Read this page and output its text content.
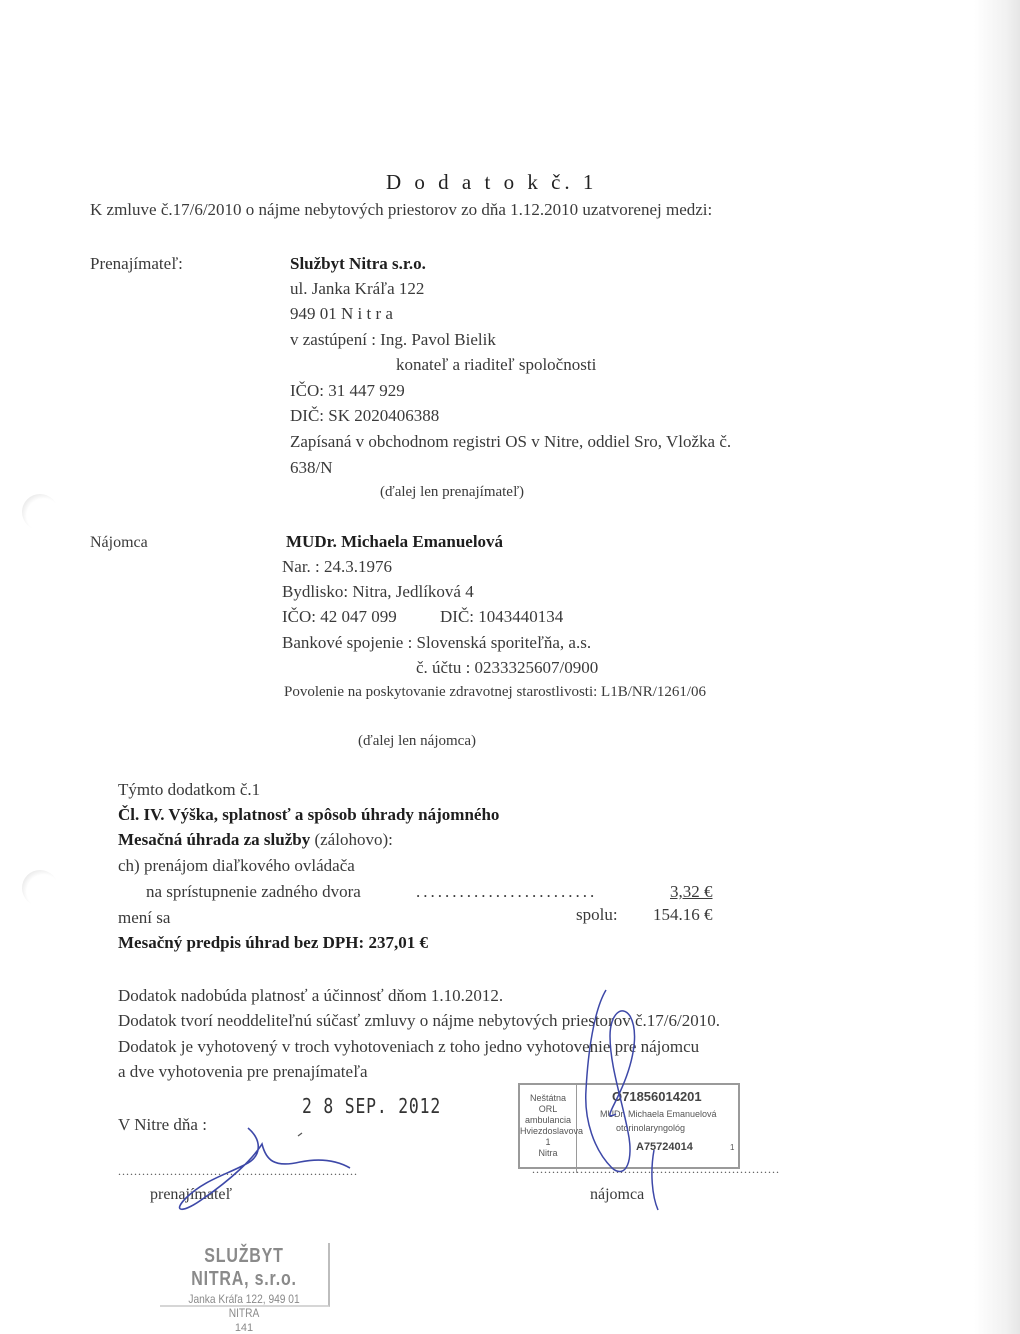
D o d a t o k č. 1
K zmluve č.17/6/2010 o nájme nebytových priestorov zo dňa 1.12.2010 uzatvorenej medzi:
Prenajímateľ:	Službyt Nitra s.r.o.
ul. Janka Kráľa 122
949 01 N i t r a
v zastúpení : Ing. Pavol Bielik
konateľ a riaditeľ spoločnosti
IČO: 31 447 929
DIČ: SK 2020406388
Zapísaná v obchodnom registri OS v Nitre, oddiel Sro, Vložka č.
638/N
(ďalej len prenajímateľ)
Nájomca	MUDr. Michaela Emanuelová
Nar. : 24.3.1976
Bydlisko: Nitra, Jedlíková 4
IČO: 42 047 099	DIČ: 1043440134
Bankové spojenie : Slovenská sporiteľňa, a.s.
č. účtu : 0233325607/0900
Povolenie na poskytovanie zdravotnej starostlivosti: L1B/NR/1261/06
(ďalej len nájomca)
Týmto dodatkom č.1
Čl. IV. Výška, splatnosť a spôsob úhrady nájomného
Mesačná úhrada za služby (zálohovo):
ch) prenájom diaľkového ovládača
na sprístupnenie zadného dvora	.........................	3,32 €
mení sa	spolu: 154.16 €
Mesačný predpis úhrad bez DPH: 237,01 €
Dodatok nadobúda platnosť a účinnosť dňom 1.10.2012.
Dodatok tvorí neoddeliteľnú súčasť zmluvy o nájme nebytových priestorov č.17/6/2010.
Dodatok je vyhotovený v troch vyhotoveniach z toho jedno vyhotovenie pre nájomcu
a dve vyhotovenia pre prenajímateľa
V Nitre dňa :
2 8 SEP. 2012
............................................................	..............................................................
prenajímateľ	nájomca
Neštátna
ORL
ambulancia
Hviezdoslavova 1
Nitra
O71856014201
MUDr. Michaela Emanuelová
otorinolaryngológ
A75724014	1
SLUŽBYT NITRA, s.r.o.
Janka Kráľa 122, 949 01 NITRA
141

━━━

• Directions:
Without the pictures, repeat the listing above exactly.

• Response to this exercise:
Read this page and output its text content.
D o d a t o k č. 1
K zmluve č.17/6/2010 o nájme nebytových priestorov zo dňa 1.12.2010 uzatvorenej medzi:
Prenajímateľ:	Službyt Nitra s.r.o.
ul. Janka Kráľa 122
949 01 N i t r a
v zastúpení : Ing. Pavol Bielik
konateľ a riaditeľ spoločnosti
IČO: 31 447 929
DIČ: SK 2020406388
Zapísaná v obchodnom registri OS v Nitre, oddiel Sro, Vložka č.
638/N
(ďalej len prenajímateľ)
Nájomca	MUDr. Michaela Emanuelová
Nar. : 24.3.1976
Bydlisko: Nitra, Jedlíková 4
IČO: 42 047 099	DIČ: 1043440134
Bankové spojenie : Slovenská sporiteľňa, a.s.
č. účtu : 0233325607/0900
Povolenie na poskytovanie zdravotnej starostlivosti: L1B/NR/1261/06
(ďalej len nájomca)
Týmto dodatkom č.1
Čl. IV. Výška, splatnosť a spôsob úhrady nájomného
Mesačná úhrada za služby (zálohovo):
ch) prenájom diaľkového ovládača
na sprístupnenie zadného dvora	.........................	3,32 €
mení sa	spolu: 154.16 €
Mesačný predpis úhrad bez DPH: 237,01 €
Dodatok nadobúda platnosť a účinnosť dňom 1.10.2012.
Dodatok tvorí neoddeliteľnú súčasť zmluvy o nájme nebytových priestorov č.17/6/2010.
Dodatok je vyhotovený v troch vyhotoveniach z toho jedno vyhotovenie pre nájomcu
a dve vyhotovenia pre prenajímateľa
V Nitre dňa :
2 8 SEP. 2012
............................................................	..............................................................
prenajímateľ	nájomca
Neštátna
ORL
ambulancia
Hviezdoslavova 1
Nitra
O71856014201
MUDr. Michaela Emanuelová
otorinolaryngológ
A75724014	1
SLUŽBYT NITRA, s.r.o.
Janka Kráľa 122, 949 01 NITRA
141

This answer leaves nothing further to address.